Write out every record in full, exactly as written, please.

-- Start --

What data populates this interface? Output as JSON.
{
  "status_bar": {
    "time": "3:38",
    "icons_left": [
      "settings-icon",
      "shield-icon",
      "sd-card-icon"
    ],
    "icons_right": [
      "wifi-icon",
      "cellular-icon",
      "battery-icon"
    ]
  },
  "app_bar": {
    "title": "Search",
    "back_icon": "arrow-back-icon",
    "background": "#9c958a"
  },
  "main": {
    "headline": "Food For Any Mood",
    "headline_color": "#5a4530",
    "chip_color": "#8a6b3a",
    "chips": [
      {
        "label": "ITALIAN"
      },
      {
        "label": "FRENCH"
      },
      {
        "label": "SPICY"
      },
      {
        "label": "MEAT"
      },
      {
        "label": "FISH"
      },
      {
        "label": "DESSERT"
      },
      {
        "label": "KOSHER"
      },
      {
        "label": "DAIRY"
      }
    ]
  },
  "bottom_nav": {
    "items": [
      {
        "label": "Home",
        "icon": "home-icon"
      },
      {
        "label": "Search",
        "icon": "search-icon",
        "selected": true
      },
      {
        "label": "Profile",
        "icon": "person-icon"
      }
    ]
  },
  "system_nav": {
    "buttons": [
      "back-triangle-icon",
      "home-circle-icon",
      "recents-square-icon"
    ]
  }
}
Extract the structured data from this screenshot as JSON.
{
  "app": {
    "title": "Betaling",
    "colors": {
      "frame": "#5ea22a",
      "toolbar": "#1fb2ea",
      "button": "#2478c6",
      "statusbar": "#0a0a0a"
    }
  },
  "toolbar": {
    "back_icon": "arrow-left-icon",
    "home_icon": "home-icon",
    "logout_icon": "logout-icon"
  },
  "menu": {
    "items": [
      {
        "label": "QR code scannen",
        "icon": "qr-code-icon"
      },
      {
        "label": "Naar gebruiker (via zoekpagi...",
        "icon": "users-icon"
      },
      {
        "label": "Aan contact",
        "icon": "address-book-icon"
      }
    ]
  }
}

-- End --

**THE RESULT**
What data populates this interface? Output as JSON.
{
  "status_bar": {
    "time": "3:38",
    "icons_left": [
      "settings-icon",
      "shield-icon",
      "sd-card-icon"
    ],
    "icons_right": [
      "wifi-icon",
      "cellular-icon",
      "battery-icon"
    ]
  },
  "app_bar": {
    "title": "Search",
    "back_icon": "arrow-back-icon",
    "background": "#9c958a"
  },
  "main": {
    "headline": "Food For Any Mood",
    "headline_color": "#5a4530",
    "chip_color": "#8a6b3a",
    "chips": [
      {
        "label": "ITALIAN"
      },
      {
        "label": "FRENCH"
      },
      {
        "label": "SPICY"
      },
      {
        "label": "MEAT"
      },
      {
        "label": "FISH"
      },
      {
        "label": "DESSERT"
      },
      {
        "label": "KOSHER"
      },
      {
        "label": "DAIRY"
      }
    ]
  },
  "bottom_nav": {
    "items": [
      {
        "label": "Home",
        "icon": "home-icon"
      },
      {
        "label": "Search",
        "icon": "search-icon",
        "selected": true
      },
      {
        "label": "Profile",
        "icon": "person-icon"
      }
    ]
  },
  "system_nav": {
    "buttons": [
      "back-triangle-icon",
      "home-circle-icon",
      "recents-square-icon"
    ]
  }
}
Extract the structured data from this screenshot as JSON.
{
  "app": {
    "title": "Betaling",
    "colors": {
      "frame": "#5ea22a",
      "toolbar": "#1fb2ea",
      "button": "#2478c6",
      "statusbar": "#0a0a0a"
    }
  },
  "toolbar": {
    "back_icon": "arrow-left-icon",
    "home_icon": "home-icon",
    "logout_icon": "logout-icon"
  },
  "menu": {
    "items": [
      {
        "label": "QR code scannen",
        "icon": "qr-code-icon"
      },
      {
        "label": "Naar gebruiker (via zoekpagi...",
        "icon": "users-icon"
      },
      {
        "label": "Aan contact",
        "icon": "address-book-icon"
      }
    ]
  }
}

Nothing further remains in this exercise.